■ DATA EXCERPTS
┌──
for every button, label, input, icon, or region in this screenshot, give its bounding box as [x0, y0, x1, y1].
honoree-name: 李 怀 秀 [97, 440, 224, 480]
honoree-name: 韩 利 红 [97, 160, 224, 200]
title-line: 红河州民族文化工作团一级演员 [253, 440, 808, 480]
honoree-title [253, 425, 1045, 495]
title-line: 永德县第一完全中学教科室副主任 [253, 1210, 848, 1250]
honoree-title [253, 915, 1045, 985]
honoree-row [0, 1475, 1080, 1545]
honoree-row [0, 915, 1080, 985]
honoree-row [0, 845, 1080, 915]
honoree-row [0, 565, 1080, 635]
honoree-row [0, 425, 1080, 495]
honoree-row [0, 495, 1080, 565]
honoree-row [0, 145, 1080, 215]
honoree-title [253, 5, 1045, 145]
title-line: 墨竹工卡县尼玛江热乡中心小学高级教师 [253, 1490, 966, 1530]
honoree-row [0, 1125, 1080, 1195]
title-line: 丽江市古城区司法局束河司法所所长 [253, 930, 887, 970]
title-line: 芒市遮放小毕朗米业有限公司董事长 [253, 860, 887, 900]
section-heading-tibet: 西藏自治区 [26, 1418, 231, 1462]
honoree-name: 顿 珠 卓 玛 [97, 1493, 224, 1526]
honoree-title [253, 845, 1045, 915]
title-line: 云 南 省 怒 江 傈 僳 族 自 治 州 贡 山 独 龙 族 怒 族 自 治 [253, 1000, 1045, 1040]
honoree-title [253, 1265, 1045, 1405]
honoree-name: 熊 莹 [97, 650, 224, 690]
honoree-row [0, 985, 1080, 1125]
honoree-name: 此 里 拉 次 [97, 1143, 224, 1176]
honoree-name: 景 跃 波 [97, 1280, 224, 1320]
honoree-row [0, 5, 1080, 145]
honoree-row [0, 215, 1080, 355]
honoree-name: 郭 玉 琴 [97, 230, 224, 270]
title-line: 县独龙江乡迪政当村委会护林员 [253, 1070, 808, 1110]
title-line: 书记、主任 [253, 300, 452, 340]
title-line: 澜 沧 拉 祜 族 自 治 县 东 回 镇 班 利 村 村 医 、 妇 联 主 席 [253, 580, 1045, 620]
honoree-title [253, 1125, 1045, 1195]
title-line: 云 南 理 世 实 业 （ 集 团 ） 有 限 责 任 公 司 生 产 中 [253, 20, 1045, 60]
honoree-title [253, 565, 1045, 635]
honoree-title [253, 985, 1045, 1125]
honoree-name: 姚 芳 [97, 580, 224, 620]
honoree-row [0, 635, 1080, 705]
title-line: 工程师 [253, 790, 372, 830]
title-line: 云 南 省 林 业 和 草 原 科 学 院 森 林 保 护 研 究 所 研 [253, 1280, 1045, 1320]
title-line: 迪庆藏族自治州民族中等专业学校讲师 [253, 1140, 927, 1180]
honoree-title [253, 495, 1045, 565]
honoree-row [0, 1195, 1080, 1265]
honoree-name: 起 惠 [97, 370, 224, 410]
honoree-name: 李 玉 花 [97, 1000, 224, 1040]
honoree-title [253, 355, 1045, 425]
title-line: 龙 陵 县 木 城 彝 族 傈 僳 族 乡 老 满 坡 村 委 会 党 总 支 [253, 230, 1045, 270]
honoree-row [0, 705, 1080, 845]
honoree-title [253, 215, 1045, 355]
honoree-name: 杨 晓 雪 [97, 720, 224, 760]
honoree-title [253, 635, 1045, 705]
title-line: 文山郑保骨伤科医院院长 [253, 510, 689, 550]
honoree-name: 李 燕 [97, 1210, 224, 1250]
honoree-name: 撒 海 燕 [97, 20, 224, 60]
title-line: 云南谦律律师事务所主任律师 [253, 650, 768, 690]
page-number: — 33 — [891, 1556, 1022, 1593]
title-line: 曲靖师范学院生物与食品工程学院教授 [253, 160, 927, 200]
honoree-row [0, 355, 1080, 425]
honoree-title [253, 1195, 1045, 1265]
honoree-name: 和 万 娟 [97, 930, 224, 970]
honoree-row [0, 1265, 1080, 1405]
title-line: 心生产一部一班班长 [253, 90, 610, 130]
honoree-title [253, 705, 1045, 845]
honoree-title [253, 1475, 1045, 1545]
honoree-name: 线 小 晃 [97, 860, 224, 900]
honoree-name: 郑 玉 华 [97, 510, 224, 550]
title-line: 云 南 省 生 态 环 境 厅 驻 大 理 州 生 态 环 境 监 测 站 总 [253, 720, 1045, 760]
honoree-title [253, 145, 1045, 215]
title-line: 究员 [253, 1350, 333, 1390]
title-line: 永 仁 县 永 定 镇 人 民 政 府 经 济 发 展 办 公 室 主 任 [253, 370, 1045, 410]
└──
■ SHORT PROBLEM
Reproduce the material above line for line, in the same order, without changing a single character.

■ EXERCISE SOLUTION
for every button, label, input, icon, or region in this screenshot, give its bounding box as [x0, y0, x1, y1].
honoree-name: 李 怀 秀 [97, 440, 224, 480]
honoree-name: 韩 利 红 [97, 160, 224, 200]
title-line: 红河州民族文化工作团一级演员 [253, 440, 808, 480]
honoree-title [253, 425, 1045, 495]
title-line: 永德县第一完全中学教科室副主任 [253, 1210, 848, 1250]
honoree-title [253, 915, 1045, 985]
honoree-row [0, 1475, 1080, 1545]
honoree-row [0, 915, 1080, 985]
honoree-row [0, 845, 1080, 915]
honoree-row [0, 565, 1080, 635]
honoree-row [0, 425, 1080, 495]
honoree-row [0, 495, 1080, 565]
honoree-row [0, 145, 1080, 215]
honoree-title [253, 5, 1045, 145]
title-line: 墨竹工卡县尼玛江热乡中心小学高级教师 [253, 1490, 966, 1530]
honoree-row [0, 1125, 1080, 1195]
title-line: 丽江市古城区司法局束河司法所所长 [253, 930, 887, 970]
title-line: 芒市遮放小毕朗米业有限公司董事长 [253, 860, 887, 900]
section-heading-tibet: 西藏自治区 [26, 1418, 231, 1462]
honoree-name: 顿 珠 卓 玛 [97, 1493, 224, 1526]
honoree-title [253, 845, 1045, 915]
title-line: 云 南 省 怒 江 傈 僳 族 自 治 州 贡 山 独 龙 族 怒 族 自 治 [253, 1000, 1045, 1040]
honoree-title [253, 1265, 1045, 1405]
honoree-name: 熊 莹 [97, 650, 224, 690]
honoree-row [0, 985, 1080, 1125]
honoree-name: 此 里 拉 次 [97, 1143, 224, 1176]
honoree-name: 景 跃 波 [97, 1280, 224, 1320]
honoree-row [0, 5, 1080, 145]
honoree-row [0, 215, 1080, 355]
honoree-name: 郭 玉 琴 [97, 230, 224, 270]
title-line: 县独龙江乡迪政当村委会护林员 [253, 1070, 808, 1110]
title-line: 书记、主任 [253, 300, 452, 340]
title-line: 澜 沧 拉 祜 族 自 治 县 东 回 镇 班 利 村 村 医 、 妇 联 主 席 [253, 580, 1045, 620]
honoree-title [253, 1125, 1045, 1195]
title-line: 云 南 理 世 实 业 （ 集 团 ） 有 限 责 任 公 司 生 产 中 [253, 20, 1045, 60]
honoree-title [253, 565, 1045, 635]
honoree-title [253, 985, 1045, 1125]
honoree-name: 姚 芳 [97, 580, 224, 620]
honoree-row [0, 635, 1080, 705]
title-line: 工程师 [253, 790, 372, 830]
title-line: 云 南 省 林 业 和 草 原 科 学 院 森 林 保 护 研 究 所 研 [253, 1280, 1045, 1320]
title-line: 迪庆藏族自治州民族中等专业学校讲师 [253, 1140, 927, 1180]
honoree-title [253, 495, 1045, 565]
honoree-row [0, 1195, 1080, 1265]
honoree-name: 起 惠 [97, 370, 224, 410]
honoree-name: 李 玉 花 [97, 1000, 224, 1040]
honoree-title [253, 355, 1045, 425]
title-line: 龙 陵 县 木 城 彝 族 傈 僳 族 乡 老 满 坡 村 委 会 党 总 支 [253, 230, 1045, 270]
honoree-row [0, 705, 1080, 845]
honoree-title [253, 215, 1045, 355]
honoree-name: 杨 晓 雪 [97, 720, 224, 760]
honoree-title [253, 635, 1045, 705]
title-line: 文山郑保骨伤科医院院长 [253, 510, 689, 550]
honoree-name: 李 燕 [97, 1210, 224, 1250]
honoree-name: 撒 海 燕 [97, 20, 224, 60]
title-line: 云南谦律律师事务所主任律师 [253, 650, 768, 690]
page-number: — 33 — [891, 1556, 1022, 1593]
title-line: 曲靖师范学院生物与食品工程学院教授 [253, 160, 927, 200]
honoree-row [0, 355, 1080, 425]
honoree-title [253, 1195, 1045, 1265]
honoree-name: 和 万 娟 [97, 930, 224, 970]
honoree-row [0, 1265, 1080, 1405]
title-line: 心生产一部一班班长 [253, 90, 610, 130]
honoree-title [253, 705, 1045, 845]
honoree-title [253, 1475, 1045, 1545]
honoree-name: 线 小 晃 [97, 860, 224, 900]
honoree-name: 郑 玉 华 [97, 510, 224, 550]
title-line: 云 南 省 生 态 环 境 厅 驻 大 理 州 生 态 环 境 监 测 站 总 [253, 720, 1045, 760]
honoree-title [253, 145, 1045, 215]
title-line: 究员 [253, 1350, 333, 1390]
title-line: 永 仁 县 永 定 镇 人 民 政 府 经 济 发 展 办 公 室 主 任 [253, 370, 1045, 410]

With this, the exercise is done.